● EXERCISE AIM
From the items below, collect every line that contains the string "longitude" and copy each one. Case matters.
* start STORED ROWS *
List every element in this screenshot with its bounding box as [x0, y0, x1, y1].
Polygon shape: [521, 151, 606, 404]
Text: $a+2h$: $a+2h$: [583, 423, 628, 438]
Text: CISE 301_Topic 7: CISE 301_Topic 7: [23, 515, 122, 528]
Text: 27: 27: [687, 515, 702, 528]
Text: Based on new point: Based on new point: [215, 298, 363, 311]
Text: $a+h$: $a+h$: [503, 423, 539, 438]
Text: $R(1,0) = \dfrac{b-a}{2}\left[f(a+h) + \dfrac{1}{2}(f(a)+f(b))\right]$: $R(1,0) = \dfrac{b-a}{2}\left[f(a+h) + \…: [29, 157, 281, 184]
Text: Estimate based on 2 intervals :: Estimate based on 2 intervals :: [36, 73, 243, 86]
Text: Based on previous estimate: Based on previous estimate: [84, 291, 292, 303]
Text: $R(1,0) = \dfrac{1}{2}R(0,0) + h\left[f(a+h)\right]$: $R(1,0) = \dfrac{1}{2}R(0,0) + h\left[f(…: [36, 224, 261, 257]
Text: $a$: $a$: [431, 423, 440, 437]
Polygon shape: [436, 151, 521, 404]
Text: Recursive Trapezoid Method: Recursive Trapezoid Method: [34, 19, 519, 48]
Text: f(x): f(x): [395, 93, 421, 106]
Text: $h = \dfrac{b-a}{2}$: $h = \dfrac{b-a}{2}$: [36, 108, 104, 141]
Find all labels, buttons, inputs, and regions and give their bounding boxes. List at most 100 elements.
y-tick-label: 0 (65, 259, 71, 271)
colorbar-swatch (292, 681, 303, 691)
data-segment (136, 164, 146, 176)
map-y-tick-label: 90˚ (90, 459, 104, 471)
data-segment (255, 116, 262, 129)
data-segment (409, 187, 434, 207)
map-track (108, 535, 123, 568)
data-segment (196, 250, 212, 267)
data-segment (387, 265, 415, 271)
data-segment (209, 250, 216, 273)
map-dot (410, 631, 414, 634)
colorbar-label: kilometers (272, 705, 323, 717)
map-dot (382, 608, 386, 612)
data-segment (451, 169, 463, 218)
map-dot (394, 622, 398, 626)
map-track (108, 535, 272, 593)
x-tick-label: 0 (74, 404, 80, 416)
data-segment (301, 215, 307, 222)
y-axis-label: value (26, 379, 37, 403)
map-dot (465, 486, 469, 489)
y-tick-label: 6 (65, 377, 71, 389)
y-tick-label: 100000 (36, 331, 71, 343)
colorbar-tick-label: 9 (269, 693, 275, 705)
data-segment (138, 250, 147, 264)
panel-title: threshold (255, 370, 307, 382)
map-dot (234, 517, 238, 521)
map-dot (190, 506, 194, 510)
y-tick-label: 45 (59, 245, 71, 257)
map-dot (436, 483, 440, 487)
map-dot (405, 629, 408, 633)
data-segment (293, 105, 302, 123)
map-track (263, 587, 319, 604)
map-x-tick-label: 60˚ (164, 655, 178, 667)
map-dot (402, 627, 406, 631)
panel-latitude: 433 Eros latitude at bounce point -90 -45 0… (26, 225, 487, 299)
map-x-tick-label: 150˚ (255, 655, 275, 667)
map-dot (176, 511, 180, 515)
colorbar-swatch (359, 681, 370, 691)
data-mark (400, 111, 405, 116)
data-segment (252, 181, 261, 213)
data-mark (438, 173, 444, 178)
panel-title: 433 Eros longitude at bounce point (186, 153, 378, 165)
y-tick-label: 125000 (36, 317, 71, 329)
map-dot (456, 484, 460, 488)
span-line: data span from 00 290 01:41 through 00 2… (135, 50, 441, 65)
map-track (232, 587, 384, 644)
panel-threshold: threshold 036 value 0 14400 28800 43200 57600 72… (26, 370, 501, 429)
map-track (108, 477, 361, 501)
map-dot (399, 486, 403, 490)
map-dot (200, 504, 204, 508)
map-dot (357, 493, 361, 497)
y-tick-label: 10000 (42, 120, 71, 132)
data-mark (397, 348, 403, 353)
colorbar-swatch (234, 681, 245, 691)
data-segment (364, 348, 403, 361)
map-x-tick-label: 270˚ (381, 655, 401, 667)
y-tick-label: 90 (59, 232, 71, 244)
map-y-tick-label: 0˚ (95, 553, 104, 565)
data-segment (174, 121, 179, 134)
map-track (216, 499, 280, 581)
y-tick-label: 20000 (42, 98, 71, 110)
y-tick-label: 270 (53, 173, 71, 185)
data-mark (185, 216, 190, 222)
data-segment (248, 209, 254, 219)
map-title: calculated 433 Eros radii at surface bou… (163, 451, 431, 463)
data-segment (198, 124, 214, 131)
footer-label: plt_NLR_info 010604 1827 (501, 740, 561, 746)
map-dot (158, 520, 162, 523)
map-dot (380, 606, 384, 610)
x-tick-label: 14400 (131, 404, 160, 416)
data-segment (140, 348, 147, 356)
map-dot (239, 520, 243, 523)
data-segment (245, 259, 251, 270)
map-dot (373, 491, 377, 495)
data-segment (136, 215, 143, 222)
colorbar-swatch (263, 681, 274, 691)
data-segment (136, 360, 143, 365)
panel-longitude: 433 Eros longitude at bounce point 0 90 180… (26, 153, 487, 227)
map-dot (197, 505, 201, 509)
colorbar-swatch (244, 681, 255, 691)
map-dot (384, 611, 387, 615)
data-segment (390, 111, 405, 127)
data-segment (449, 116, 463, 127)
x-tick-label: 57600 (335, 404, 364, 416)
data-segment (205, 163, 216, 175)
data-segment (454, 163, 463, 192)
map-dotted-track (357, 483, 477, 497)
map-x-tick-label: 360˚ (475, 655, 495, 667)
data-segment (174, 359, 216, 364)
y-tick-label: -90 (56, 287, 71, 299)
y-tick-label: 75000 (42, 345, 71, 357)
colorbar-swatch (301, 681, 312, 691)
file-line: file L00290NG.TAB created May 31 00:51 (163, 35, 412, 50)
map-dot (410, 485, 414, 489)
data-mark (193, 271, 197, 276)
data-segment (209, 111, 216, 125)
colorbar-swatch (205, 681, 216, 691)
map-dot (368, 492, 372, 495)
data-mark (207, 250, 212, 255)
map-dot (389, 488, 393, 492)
* end STORED ROWS *
● EXPECTED OUTPUT
panel-title: 433 Eros longitude at bounce point (186, 153, 378, 165)
panel-longitude: 433 Eros longitude at bounce point 0 90 180… (26, 153, 487, 227)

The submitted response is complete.